What to do: Write down each entry again, exactly as it reads.

Given records:

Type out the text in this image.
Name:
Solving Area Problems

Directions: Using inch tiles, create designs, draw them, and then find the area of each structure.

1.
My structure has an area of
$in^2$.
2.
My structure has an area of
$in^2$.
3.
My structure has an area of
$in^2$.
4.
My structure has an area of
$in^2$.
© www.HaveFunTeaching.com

Solved problem:
Type out the text in this image.
Name:
Solving Area Problems

Directions: Using inch tiles, create designs, draw them, and then find the area of each structure.

1.
My structure has an area of
$in^2$.
2.
My structure has an area of
$in^2$.
3.
My structure has an area of
$in^2$.
4.
My structure has an area of
$in^2$.
© www.HaveFunTeaching.com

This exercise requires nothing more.